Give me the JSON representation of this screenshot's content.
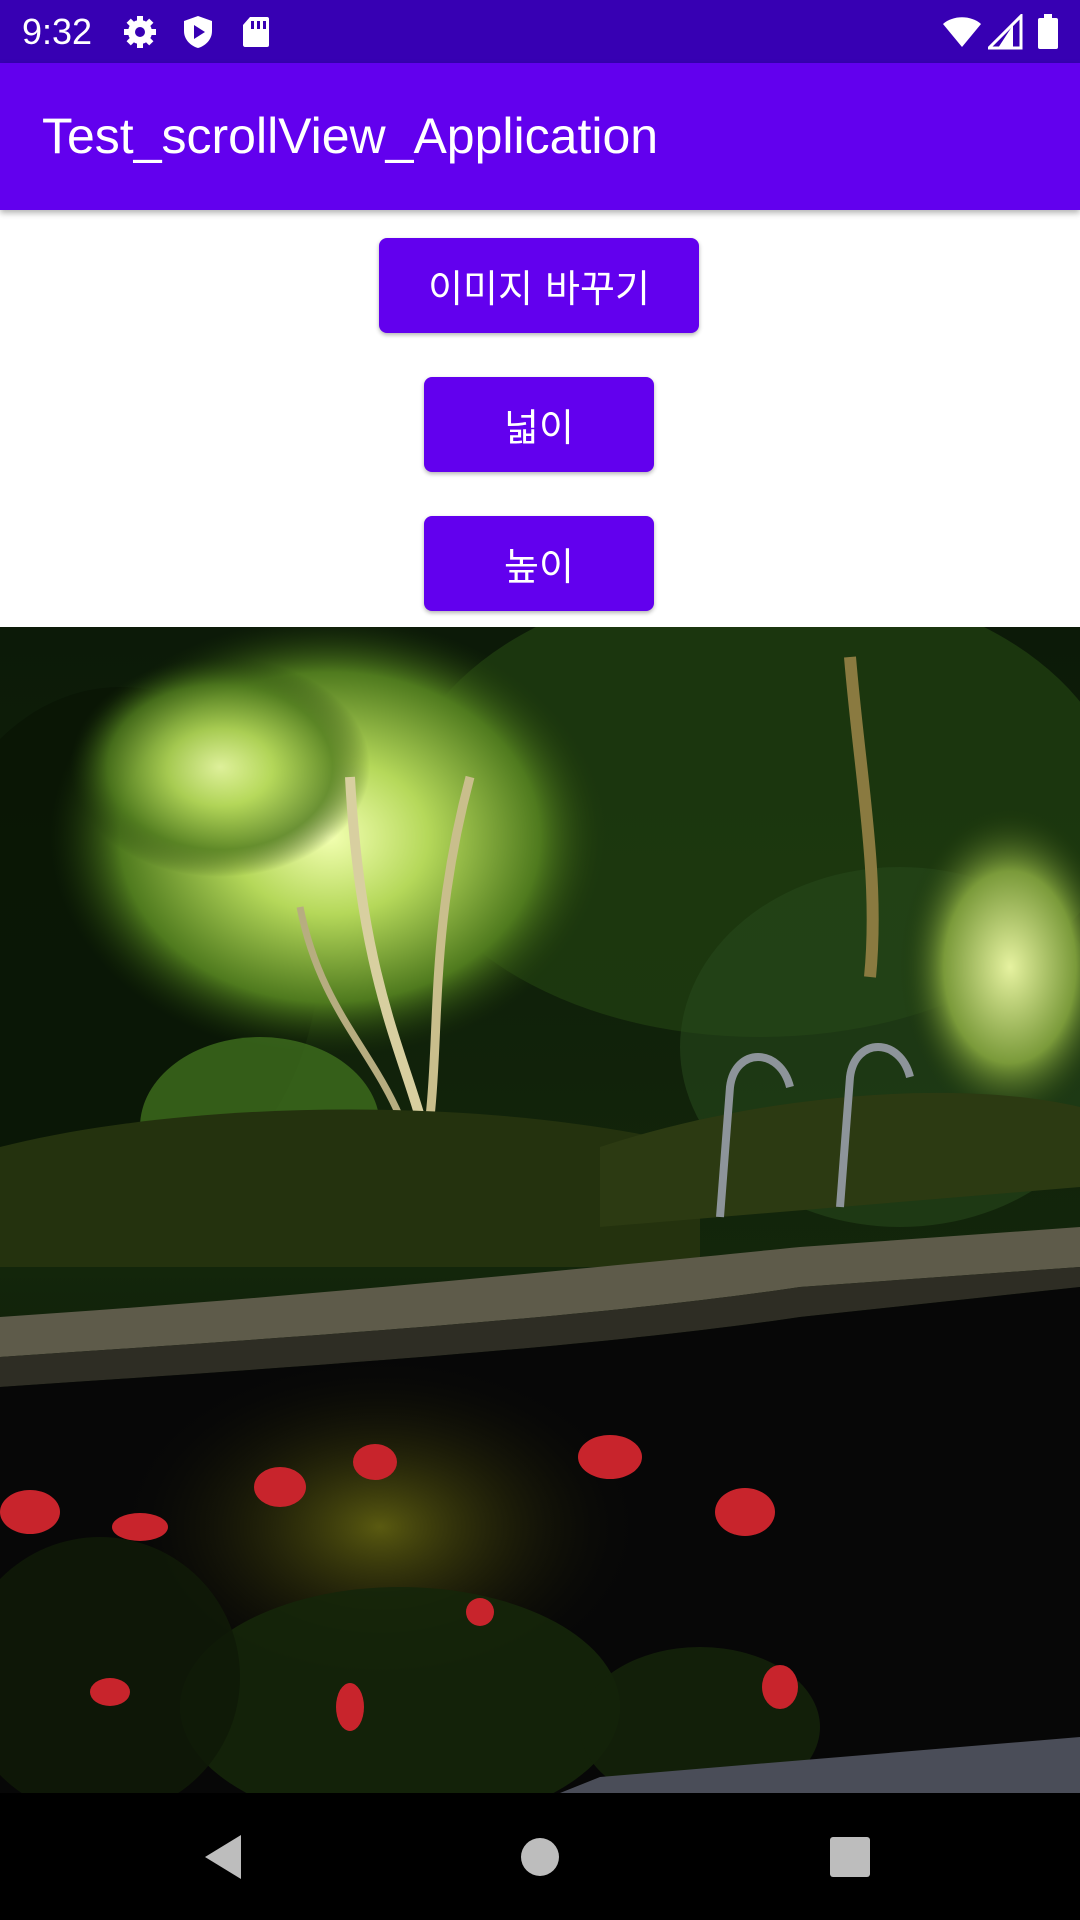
{
  "status_bar": {
    "time": "9:32",
    "icons_left": [
      "settings-icon",
      "play-protect-icon",
      "sd-card-icon"
    ],
    "icons_right": [
      "wifi-icon",
      "cell-signal-icon",
      "battery-icon"
    ]
  },
  "app_bar": {
    "title": "Test_scrollView_Application"
  },
  "buttons": {
    "change_image": "이미지 바꾸기",
    "width": "넓이",
    "height": "높이"
  },
  "content": {
    "image": "night-garden-pool-photo"
  },
  "nav_bar": {
    "buttons": [
      "back-icon",
      "home-icon",
      "recents-icon"
    ]
  },
  "colors": {
    "status_bar": "#3700b3",
    "primary": "#6200ee",
    "on_primary": "#ffffff",
    "nav_bar": "#000000"
  }
}
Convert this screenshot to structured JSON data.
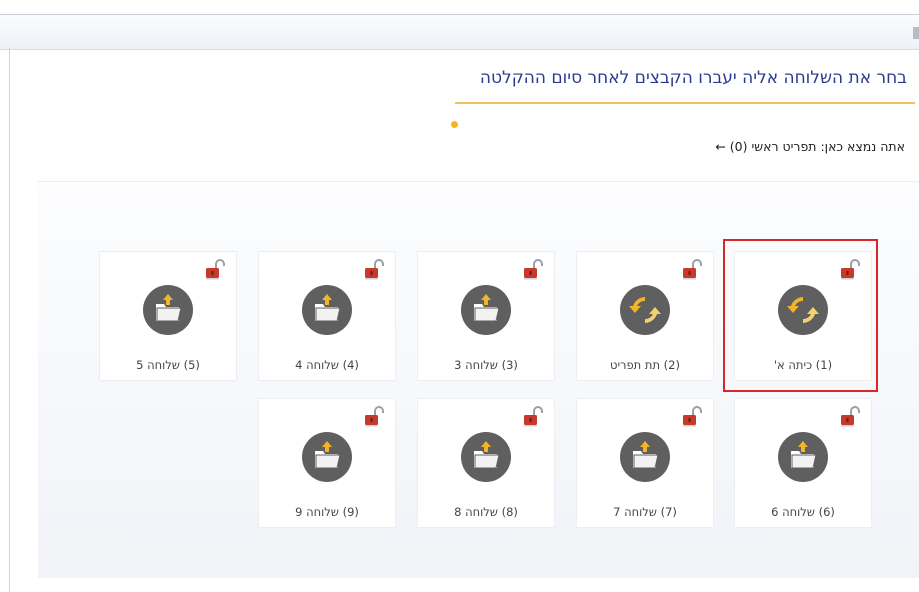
{
  "header": {
    "title": "בחר את השלוחה אליה יעברו הקבצים לאחר סיום ההקלטה",
    "location": "אתה נמצא כאן: תפריט ראשי (0) ←"
  },
  "tiles": [
    {
      "label": "(1) כיתה א'",
      "icon": "refresh-icon",
      "selected": true
    },
    {
      "label": "(2) תת תפריט",
      "icon": "refresh-icon",
      "selected": false
    },
    {
      "label": "(3) שלוחה 3",
      "icon": "folder-upload-icon",
      "selected": false
    },
    {
      "label": "(4) שלוחה 4",
      "icon": "folder-upload-icon",
      "selected": false
    },
    {
      "label": "(5) שלוחה 5",
      "icon": "folder-upload-icon",
      "selected": false
    },
    {
      "label": "(6) שלוחה 6",
      "icon": "folder-upload-icon",
      "selected": false
    },
    {
      "label": "(7) שלוחה 7",
      "icon": "folder-upload-icon",
      "selected": false
    },
    {
      "label": "(8) שלוחה 8",
      "icon": "folder-upload-icon",
      "selected": false
    },
    {
      "label": "(9) שלוחה 9",
      "icon": "folder-upload-icon",
      "selected": false
    }
  ],
  "colors": {
    "title": "#2a3b8f",
    "accent": "#f2b824",
    "selection": "#d9262a",
    "icon_circle": "#5f5f5f",
    "lock_red": "#c63a2c"
  }
}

▶ _Task description_:
Copy the listing word for word, excluding its pictures.

▶ _Response to the exercise_:
Give me the JSON representation of this screenshot's content.
{
  "status_bar": {
    "time": "9:32",
    "icons_left": [
      "settings-icon",
      "play-protect-icon",
      "sd-card-icon"
    ],
    "icons_right": [
      "wifi-icon",
      "cell-signal-icon",
      "battery-icon"
    ]
  },
  "app_bar": {
    "title": "Test_scrollView_Application"
  },
  "buttons": {
    "change_image": "이미지 바꾸기",
    "width": "넓이",
    "height": "높이"
  },
  "content": {
    "image": "night-garden-pool-photo"
  },
  "nav_bar": {
    "buttons": [
      "back-icon",
      "home-icon",
      "recents-icon"
    ]
  },
  "colors": {
    "status_bar": "#3700b3",
    "primary": "#6200ee",
    "on_primary": "#ffffff",
    "nav_bar": "#000000"
  }
}
Convert this screenshot to structured JSON data.
{
  "header": {
    "title": "בחר את השלוחה אליה יעברו הקבצים לאחר סיום ההקלטה",
    "location": "אתה נמצא כאן: תפריט ראשי (0) ←"
  },
  "tiles": [
    {
      "label": "(1) כיתה א'",
      "icon": "refresh-icon",
      "selected": true
    },
    {
      "label": "(2) תת תפריט",
      "icon": "refresh-icon",
      "selected": false
    },
    {
      "label": "(3) שלוחה 3",
      "icon": "folder-upload-icon",
      "selected": false
    },
    {
      "label": "(4) שלוחה 4",
      "icon": "folder-upload-icon",
      "selected": false
    },
    {
      "label": "(5) שלוחה 5",
      "icon": "folder-upload-icon",
      "selected": false
    },
    {
      "label": "(6) שלוחה 6",
      "icon": "folder-upload-icon",
      "selected": false
    },
    {
      "label": "(7) שלוחה 7",
      "icon": "folder-upload-icon",
      "selected": false
    },
    {
      "label": "(8) שלוחה 8",
      "icon": "folder-upload-icon",
      "selected": false
    },
    {
      "label": "(9) שלוחה 9",
      "icon": "folder-upload-icon",
      "selected": false
    }
  ],
  "colors": {
    "title": "#2a3b8f",
    "accent": "#f2b824",
    "selection": "#d9262a",
    "icon_circle": "#5f5f5f",
    "lock_red": "#c63a2c"
  }
}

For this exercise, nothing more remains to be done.